ENTRIES PROVIDED —
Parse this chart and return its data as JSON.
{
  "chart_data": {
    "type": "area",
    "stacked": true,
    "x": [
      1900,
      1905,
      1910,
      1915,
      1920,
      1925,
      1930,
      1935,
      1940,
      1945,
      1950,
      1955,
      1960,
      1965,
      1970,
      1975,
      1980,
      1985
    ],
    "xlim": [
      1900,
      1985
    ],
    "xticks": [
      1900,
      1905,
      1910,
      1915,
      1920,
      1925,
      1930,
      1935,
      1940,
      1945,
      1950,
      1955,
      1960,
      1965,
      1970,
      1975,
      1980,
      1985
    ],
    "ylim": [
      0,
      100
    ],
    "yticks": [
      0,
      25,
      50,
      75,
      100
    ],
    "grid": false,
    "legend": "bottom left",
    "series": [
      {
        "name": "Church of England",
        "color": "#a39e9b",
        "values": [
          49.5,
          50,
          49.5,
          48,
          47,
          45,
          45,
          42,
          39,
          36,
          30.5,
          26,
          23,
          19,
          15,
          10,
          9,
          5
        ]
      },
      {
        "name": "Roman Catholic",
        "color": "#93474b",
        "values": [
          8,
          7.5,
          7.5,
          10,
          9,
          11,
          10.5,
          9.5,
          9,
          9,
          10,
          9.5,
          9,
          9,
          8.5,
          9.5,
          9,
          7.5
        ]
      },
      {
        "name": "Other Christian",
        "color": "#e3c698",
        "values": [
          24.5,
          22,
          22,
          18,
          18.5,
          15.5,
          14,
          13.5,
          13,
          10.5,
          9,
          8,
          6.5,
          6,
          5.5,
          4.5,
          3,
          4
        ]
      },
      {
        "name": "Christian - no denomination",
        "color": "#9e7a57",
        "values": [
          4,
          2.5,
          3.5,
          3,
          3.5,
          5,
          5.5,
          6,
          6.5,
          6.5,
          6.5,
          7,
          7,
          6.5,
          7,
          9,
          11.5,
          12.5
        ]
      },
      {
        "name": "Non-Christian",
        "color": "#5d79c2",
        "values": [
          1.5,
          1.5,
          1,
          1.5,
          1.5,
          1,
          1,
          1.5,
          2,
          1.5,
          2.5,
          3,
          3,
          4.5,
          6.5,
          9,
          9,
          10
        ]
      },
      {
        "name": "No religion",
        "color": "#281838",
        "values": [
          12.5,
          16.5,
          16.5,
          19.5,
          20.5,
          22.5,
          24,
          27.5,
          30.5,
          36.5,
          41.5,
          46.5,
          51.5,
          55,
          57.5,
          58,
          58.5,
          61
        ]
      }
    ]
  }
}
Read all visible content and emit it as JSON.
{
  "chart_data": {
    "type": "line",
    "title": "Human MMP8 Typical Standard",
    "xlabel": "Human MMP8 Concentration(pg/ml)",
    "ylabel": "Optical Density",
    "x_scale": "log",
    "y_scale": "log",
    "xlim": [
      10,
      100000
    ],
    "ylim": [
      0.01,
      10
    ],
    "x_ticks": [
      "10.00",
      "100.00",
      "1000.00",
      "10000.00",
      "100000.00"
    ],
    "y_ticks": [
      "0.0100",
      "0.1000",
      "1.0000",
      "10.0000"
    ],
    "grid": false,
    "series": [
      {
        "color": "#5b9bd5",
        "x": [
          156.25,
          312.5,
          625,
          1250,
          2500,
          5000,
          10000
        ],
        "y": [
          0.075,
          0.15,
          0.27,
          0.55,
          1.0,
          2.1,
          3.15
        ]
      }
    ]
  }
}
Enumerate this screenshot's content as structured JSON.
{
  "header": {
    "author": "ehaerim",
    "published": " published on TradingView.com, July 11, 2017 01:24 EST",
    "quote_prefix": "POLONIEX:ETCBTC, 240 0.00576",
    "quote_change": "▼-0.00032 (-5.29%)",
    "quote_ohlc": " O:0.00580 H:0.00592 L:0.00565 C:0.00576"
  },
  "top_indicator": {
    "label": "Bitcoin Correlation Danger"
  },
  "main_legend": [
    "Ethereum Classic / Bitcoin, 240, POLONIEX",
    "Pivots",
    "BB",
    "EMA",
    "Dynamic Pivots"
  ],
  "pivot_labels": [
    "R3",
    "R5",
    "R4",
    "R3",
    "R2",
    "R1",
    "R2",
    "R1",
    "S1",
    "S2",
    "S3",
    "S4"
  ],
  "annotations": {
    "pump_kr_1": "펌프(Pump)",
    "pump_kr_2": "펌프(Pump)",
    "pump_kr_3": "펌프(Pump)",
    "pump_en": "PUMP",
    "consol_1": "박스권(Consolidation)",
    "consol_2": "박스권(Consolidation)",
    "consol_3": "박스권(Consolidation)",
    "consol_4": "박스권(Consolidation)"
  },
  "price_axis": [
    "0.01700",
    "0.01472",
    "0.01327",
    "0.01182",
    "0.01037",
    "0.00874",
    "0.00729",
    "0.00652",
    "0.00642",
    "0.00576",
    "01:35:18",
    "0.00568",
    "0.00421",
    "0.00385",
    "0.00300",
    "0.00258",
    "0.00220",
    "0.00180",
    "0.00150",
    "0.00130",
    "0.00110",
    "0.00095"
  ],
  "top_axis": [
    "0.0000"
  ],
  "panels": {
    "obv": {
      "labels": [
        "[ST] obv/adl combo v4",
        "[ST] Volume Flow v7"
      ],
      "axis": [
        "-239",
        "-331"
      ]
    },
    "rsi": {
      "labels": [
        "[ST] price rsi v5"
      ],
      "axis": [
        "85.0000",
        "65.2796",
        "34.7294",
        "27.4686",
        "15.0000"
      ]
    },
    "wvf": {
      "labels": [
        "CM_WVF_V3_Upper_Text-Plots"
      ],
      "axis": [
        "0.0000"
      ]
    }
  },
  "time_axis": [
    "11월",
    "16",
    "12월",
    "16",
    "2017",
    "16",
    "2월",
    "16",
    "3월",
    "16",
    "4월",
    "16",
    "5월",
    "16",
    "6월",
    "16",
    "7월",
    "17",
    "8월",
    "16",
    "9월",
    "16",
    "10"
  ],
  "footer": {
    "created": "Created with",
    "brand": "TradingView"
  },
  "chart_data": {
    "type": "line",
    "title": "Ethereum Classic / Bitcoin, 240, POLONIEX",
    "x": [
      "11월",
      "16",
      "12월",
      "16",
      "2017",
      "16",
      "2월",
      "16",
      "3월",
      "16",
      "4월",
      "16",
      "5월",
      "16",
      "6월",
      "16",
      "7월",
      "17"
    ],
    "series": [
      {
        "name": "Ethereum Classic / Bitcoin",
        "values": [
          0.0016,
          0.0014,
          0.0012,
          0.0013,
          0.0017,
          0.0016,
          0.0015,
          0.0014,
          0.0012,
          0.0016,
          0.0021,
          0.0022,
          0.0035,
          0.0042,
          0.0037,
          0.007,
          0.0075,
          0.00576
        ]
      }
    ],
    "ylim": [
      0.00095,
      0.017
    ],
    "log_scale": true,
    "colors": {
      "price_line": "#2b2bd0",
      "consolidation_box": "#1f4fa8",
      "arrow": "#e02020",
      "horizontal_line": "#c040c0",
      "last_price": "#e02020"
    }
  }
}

WORK TO COMPLETE — Copy the material above back out, exactly as written.

SOLUTION FOR THIS TASK —
Parse this chart and return its data as JSON.
{
  "chart_data": {
    "type": "area",
    "stacked": true,
    "x": [
      1900,
      1905,
      1910,
      1915,
      1920,
      1925,
      1930,
      1935,
      1940,
      1945,
      1950,
      1955,
      1960,
      1965,
      1970,
      1975,
      1980,
      1985
    ],
    "xlim": [
      1900,
      1985
    ],
    "xticks": [
      1900,
      1905,
      1910,
      1915,
      1920,
      1925,
      1930,
      1935,
      1940,
      1945,
      1950,
      1955,
      1960,
      1965,
      1970,
      1975,
      1980,
      1985
    ],
    "ylim": [
      0,
      100
    ],
    "yticks": [
      0,
      25,
      50,
      75,
      100
    ],
    "grid": false,
    "legend": "bottom left",
    "series": [
      {
        "name": "Church of England",
        "color": "#a39e9b",
        "values": [
          49.5,
          50,
          49.5,
          48,
          47,
          45,
          45,
          42,
          39,
          36,
          30.5,
          26,
          23,
          19,
          15,
          10,
          9,
          5
        ]
      },
      {
        "name": "Roman Catholic",
        "color": "#93474b",
        "values": [
          8,
          7.5,
          7.5,
          10,
          9,
          11,
          10.5,
          9.5,
          9,
          9,
          10,
          9.5,
          9,
          9,
          8.5,
          9.5,
          9,
          7.5
        ]
      },
      {
        "name": "Other Christian",
        "color": "#e3c698",
        "values": [
          24.5,
          22,
          22,
          18,
          18.5,
          15.5,
          14,
          13.5,
          13,
          10.5,
          9,
          8,
          6.5,
          6,
          5.5,
          4.5,
          3,
          4
        ]
      },
      {
        "name": "Christian - no denomination",
        "color": "#9e7a57",
        "values": [
          4,
          2.5,
          3.5,
          3,
          3.5,
          5,
          5.5,
          6,
          6.5,
          6.5,
          6.5,
          7,
          7,
          6.5,
          7,
          9,
          11.5,
          12.5
        ]
      },
      {
        "name": "Non-Christian",
        "color": "#5d79c2",
        "values": [
          1.5,
          1.5,
          1,
          1.5,
          1.5,
          1,
          1,
          1.5,
          2,
          1.5,
          2.5,
          3,
          3,
          4.5,
          6.5,
          9,
          9,
          10
        ]
      },
      {
        "name": "No religion",
        "color": "#281838",
        "values": [
          12.5,
          16.5,
          16.5,
          19.5,
          20.5,
          22.5,
          24,
          27.5,
          30.5,
          36.5,
          41.5,
          46.5,
          51.5,
          55,
          57.5,
          58,
          58.5,
          61
        ]
      }
    ]
  }
}
Read all visible content and emit it as JSON.
{
  "chart_data": {
    "type": "line",
    "title": "Human MMP8 Typical Standard",
    "xlabel": "Human MMP8 Concentration(pg/ml)",
    "ylabel": "Optical Density",
    "x_scale": "log",
    "y_scale": "log",
    "xlim": [
      10,
      100000
    ],
    "ylim": [
      0.01,
      10
    ],
    "x_ticks": [
      "10.00",
      "100.00",
      "1000.00",
      "10000.00",
      "100000.00"
    ],
    "y_ticks": [
      "0.0100",
      "0.1000",
      "1.0000",
      "10.0000"
    ],
    "grid": false,
    "series": [
      {
        "color": "#5b9bd5",
        "x": [
          156.25,
          312.5,
          625,
          1250,
          2500,
          5000,
          10000
        ],
        "y": [
          0.075,
          0.15,
          0.27,
          0.55,
          1.0,
          2.1,
          3.15
        ]
      }
    ]
  }
}
Enumerate this screenshot's content as structured JSON.
{
  "header": {
    "author": "ehaerim",
    "published": " published on TradingView.com, July 11, 2017 01:24 EST",
    "quote_prefix": "POLONIEX:ETCBTC, 240 0.00576",
    "quote_change": "▼-0.00032 (-5.29%)",
    "quote_ohlc": " O:0.00580 H:0.00592 L:0.00565 C:0.00576"
  },
  "top_indicator": {
    "label": "Bitcoin Correlation Danger"
  },
  "main_legend": [
    "Ethereum Classic / Bitcoin, 240, POLONIEX",
    "Pivots",
    "BB",
    "EMA",
    "Dynamic Pivots"
  ],
  "pivot_labels": [
    "R3",
    "R5",
    "R4",
    "R3",
    "R2",
    "R1",
    "R2",
    "R1",
    "S1",
    "S2",
    "S3",
    "S4"
  ],
  "annotations": {
    "pump_kr_1": "펌프(Pump)",
    "pump_kr_2": "펌프(Pump)",
    "pump_kr_3": "펌프(Pump)",
    "pump_en": "PUMP",
    "consol_1": "박스권(Consolidation)",
    "consol_2": "박스권(Consolidation)",
    "consol_3": "박스권(Consolidation)",
    "consol_4": "박스권(Consolidation)"
  },
  "price_axis": [
    "0.01700",
    "0.01472",
    "0.01327",
    "0.01182",
    "0.01037",
    "0.00874",
    "0.00729",
    "0.00652",
    "0.00642",
    "0.00576",
    "01:35:18",
    "0.00568",
    "0.00421",
    "0.00385",
    "0.00300",
    "0.00258",
    "0.00220",
    "0.00180",
    "0.00150",
    "0.00130",
    "0.00110",
    "0.00095"
  ],
  "top_axis": [
    "0.0000"
  ],
  "panels": {
    "obv": {
      "labels": [
        "[ST] obv/adl combo v4",
        "[ST] Volume Flow v7"
      ],
      "axis": [
        "-239",
        "-331"
      ]
    },
    "rsi": {
      "labels": [
        "[ST] price rsi v5"
      ],
      "axis": [
        "85.0000",
        "65.2796",
        "34.7294",
        "27.4686",
        "15.0000"
      ]
    },
    "wvf": {
      "labels": [
        "CM_WVF_V3_Upper_Text-Plots"
      ],
      "axis": [
        "0.0000"
      ]
    }
  },
  "time_axis": [
    "11월",
    "16",
    "12월",
    "16",
    "2017",
    "16",
    "2월",
    "16",
    "3월",
    "16",
    "4월",
    "16",
    "5월",
    "16",
    "6월",
    "16",
    "7월",
    "17",
    "8월",
    "16",
    "9월",
    "16",
    "10"
  ],
  "footer": {
    "created": "Created with",
    "brand": "TradingView"
  },
  "chart_data": {
    "type": "line",
    "title": "Ethereum Classic / Bitcoin, 240, POLONIEX",
    "x": [
      "11월",
      "16",
      "12월",
      "16",
      "2017",
      "16",
      "2월",
      "16",
      "3월",
      "16",
      "4월",
      "16",
      "5월",
      "16",
      "6월",
      "16",
      "7월",
      "17"
    ],
    "series": [
      {
        "name": "Ethereum Classic / Bitcoin",
        "values": [
          0.0016,
          0.0014,
          0.0012,
          0.0013,
          0.0017,
          0.0016,
          0.0015,
          0.0014,
          0.0012,
          0.0016,
          0.0021,
          0.0022,
          0.0035,
          0.0042,
          0.0037,
          0.007,
          0.0075,
          0.00576
        ]
      }
    ],
    "ylim": [
      0.00095,
      0.017
    ],
    "log_scale": true,
    "colors": {
      "price_line": "#2b2bd0",
      "consolidation_box": "#1f4fa8",
      "arrow": "#e02020",
      "horizontal_line": "#c040c0",
      "last_price": "#e02020"
    }
  }
}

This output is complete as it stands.